**Brief:** Below are records; count the lines that contain "emblée" and give only the total.

**Data for this task:**
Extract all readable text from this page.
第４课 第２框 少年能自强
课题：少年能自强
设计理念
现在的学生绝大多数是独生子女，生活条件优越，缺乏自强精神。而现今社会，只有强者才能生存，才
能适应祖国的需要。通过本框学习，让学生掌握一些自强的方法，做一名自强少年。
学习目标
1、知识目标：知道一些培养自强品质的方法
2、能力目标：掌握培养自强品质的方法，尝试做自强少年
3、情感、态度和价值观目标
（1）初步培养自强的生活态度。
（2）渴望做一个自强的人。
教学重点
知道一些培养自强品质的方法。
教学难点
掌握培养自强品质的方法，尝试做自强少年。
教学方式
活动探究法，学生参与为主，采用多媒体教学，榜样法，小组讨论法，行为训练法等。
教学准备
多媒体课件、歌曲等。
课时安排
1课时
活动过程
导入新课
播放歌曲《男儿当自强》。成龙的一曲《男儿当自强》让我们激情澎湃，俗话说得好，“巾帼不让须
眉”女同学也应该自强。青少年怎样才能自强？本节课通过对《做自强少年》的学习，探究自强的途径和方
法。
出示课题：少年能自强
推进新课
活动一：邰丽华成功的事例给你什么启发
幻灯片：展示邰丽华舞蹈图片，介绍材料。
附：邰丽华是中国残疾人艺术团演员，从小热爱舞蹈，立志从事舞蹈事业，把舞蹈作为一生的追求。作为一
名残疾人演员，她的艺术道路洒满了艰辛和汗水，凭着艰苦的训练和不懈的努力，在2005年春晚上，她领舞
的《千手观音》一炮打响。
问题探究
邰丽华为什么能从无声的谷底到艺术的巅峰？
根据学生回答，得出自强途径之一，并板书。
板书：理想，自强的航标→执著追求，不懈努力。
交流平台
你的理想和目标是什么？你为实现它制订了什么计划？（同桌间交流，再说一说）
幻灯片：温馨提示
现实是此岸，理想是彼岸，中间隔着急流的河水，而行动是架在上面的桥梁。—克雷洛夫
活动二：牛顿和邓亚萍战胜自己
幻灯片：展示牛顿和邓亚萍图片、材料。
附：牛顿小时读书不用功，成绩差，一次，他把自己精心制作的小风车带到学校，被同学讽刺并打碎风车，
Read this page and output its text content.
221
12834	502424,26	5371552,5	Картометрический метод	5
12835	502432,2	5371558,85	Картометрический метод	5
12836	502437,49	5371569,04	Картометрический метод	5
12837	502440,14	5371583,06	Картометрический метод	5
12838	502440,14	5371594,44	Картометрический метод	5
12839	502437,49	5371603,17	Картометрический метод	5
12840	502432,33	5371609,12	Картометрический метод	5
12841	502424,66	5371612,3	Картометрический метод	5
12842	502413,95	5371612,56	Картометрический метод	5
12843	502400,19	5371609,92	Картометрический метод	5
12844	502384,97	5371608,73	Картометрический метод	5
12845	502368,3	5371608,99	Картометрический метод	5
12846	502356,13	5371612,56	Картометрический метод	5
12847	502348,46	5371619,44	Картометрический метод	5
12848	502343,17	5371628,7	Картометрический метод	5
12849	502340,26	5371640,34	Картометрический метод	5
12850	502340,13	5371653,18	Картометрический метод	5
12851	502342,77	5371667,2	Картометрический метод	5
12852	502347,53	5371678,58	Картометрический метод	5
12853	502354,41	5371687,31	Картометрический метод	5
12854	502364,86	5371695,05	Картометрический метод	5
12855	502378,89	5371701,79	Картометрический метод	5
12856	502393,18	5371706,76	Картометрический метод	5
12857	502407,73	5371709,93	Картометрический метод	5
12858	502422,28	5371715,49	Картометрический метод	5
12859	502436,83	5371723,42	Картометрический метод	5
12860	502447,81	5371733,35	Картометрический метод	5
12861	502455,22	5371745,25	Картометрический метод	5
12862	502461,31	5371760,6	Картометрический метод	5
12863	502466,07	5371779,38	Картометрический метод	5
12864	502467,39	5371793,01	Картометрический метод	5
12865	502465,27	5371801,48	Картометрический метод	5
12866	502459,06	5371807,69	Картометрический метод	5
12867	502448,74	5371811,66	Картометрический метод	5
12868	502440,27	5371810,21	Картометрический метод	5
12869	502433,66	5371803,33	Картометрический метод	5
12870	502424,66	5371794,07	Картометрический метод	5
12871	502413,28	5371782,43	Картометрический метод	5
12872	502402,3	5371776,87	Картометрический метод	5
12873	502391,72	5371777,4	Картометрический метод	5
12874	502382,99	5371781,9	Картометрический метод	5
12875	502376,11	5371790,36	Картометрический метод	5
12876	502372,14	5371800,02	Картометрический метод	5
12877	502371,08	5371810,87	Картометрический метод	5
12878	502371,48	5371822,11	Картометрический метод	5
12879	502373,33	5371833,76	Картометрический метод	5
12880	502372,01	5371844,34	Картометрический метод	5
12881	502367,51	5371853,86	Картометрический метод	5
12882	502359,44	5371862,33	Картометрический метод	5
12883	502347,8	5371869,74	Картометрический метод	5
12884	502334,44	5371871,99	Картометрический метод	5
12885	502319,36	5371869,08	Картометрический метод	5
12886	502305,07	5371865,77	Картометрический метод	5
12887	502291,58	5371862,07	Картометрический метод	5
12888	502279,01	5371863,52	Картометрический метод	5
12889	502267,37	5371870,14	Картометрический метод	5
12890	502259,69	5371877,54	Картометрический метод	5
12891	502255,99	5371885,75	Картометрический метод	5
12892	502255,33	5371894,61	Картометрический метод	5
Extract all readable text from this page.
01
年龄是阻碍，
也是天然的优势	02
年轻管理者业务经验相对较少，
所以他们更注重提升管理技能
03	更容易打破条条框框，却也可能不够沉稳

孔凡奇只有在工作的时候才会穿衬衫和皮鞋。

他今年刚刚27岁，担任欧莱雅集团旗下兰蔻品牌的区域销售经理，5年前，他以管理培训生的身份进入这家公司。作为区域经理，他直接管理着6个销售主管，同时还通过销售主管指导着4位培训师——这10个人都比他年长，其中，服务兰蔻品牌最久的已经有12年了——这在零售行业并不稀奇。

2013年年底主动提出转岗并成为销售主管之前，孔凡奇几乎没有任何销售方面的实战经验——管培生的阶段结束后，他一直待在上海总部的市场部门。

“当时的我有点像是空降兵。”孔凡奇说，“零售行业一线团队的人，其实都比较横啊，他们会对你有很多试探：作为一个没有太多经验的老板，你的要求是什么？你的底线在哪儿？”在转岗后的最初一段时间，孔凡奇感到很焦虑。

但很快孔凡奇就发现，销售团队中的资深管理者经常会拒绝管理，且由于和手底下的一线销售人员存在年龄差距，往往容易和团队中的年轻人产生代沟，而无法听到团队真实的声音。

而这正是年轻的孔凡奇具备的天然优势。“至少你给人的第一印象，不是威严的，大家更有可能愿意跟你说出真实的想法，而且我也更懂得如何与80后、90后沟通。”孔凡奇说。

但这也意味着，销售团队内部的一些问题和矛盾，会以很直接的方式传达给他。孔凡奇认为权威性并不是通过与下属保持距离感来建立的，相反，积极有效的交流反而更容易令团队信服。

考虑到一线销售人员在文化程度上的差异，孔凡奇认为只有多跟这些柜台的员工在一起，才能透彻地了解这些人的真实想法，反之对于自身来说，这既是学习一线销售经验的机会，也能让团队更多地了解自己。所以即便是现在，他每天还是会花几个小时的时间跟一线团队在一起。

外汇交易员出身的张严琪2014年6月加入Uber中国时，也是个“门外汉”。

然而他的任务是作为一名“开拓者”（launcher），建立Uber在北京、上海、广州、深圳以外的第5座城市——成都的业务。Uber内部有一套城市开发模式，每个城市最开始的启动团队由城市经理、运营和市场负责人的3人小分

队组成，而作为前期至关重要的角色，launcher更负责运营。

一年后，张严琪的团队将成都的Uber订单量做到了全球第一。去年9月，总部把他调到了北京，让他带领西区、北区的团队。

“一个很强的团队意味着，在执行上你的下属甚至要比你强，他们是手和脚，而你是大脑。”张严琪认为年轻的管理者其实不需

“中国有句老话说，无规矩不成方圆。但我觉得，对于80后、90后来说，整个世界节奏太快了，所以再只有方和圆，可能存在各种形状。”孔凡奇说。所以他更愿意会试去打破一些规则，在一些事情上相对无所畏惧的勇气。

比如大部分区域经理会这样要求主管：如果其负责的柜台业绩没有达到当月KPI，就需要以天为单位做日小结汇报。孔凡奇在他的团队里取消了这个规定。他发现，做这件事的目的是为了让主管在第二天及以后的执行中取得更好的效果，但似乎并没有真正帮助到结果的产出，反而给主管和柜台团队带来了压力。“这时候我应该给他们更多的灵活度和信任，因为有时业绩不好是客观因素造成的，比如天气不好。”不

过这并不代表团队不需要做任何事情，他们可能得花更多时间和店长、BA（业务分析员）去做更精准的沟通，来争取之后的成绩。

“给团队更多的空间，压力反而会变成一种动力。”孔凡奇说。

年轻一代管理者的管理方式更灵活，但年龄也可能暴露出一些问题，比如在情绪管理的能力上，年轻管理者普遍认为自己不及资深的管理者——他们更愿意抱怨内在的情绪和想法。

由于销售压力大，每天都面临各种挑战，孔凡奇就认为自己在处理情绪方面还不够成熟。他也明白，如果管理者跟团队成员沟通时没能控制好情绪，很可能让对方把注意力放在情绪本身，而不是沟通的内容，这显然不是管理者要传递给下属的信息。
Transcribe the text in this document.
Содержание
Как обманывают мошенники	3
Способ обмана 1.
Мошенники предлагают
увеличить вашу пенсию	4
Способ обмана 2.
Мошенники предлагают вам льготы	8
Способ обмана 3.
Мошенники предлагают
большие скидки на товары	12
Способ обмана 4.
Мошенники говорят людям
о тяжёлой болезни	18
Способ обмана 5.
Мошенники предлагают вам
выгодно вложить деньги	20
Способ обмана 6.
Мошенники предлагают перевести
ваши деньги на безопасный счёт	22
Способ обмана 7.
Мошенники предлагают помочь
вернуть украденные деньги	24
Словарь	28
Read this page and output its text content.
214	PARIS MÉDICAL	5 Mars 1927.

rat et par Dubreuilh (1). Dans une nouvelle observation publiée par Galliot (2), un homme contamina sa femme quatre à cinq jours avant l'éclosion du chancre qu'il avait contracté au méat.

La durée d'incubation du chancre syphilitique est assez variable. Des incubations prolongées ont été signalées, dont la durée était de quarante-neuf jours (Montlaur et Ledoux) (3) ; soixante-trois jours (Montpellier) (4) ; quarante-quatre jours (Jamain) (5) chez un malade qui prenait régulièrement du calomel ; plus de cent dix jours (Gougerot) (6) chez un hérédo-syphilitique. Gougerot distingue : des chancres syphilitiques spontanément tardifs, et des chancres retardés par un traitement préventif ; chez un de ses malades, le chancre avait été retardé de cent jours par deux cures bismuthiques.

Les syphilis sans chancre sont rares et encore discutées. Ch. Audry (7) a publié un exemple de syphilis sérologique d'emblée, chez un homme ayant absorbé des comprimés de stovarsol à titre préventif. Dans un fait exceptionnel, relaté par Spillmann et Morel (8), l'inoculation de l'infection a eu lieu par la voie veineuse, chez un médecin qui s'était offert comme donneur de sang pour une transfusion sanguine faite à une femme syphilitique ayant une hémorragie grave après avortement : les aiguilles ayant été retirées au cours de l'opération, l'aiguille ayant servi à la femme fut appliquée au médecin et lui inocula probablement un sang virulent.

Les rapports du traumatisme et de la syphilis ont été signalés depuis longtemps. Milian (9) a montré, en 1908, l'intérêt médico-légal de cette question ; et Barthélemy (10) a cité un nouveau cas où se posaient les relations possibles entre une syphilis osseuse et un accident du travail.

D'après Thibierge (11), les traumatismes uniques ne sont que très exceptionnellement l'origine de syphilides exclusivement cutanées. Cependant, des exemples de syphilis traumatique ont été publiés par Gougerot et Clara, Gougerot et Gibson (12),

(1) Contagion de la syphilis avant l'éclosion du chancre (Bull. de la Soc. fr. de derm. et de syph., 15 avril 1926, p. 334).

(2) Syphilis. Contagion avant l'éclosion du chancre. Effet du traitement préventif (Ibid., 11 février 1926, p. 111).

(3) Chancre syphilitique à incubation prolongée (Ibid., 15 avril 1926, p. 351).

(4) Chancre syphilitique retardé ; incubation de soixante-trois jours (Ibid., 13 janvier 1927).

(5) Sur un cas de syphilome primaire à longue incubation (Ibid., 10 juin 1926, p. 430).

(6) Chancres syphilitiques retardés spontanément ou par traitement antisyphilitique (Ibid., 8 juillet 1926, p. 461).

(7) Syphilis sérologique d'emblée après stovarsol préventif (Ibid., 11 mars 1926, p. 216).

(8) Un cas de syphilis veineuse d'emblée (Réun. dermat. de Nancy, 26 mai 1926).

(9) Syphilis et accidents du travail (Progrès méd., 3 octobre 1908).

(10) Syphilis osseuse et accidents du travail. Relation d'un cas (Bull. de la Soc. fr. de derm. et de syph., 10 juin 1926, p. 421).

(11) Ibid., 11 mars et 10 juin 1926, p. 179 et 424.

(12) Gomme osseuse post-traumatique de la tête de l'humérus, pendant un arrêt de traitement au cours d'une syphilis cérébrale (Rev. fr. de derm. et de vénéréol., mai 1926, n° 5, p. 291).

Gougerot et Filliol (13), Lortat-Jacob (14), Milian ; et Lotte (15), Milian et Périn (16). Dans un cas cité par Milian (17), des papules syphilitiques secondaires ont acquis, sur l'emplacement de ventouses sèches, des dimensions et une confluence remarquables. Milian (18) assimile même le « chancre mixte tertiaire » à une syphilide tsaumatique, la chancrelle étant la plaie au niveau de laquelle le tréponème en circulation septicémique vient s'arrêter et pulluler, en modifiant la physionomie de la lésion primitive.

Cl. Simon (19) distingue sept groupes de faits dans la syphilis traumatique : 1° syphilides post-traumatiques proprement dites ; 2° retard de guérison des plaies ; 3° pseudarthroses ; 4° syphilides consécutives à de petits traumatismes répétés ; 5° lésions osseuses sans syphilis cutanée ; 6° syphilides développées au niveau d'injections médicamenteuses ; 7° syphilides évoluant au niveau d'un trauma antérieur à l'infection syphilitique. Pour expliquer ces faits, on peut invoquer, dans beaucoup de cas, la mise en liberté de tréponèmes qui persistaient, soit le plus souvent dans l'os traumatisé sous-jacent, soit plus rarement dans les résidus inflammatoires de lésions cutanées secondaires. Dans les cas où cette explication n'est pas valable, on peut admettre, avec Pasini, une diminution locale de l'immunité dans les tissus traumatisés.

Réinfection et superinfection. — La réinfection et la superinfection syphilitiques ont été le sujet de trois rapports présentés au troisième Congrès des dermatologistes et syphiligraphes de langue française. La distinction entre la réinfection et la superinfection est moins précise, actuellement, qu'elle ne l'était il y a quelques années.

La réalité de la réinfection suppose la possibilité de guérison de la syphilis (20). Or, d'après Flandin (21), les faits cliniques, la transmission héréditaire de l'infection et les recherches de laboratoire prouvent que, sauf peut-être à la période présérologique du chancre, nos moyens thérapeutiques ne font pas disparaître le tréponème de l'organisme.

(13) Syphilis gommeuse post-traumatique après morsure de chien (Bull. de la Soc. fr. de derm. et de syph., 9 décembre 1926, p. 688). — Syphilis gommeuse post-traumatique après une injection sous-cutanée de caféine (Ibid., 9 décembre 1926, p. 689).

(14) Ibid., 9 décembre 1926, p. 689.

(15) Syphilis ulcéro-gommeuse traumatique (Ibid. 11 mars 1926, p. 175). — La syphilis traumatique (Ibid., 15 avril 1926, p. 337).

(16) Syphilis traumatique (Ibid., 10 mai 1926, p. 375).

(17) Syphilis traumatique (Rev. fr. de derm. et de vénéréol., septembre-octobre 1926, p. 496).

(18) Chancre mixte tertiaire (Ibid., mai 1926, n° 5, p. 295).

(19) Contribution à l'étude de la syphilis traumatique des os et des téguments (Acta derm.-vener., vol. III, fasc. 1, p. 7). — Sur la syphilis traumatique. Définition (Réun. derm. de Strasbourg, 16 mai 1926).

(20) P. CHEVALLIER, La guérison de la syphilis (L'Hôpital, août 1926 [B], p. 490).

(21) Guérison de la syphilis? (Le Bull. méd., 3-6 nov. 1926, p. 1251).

**Solution to the exercise:** 3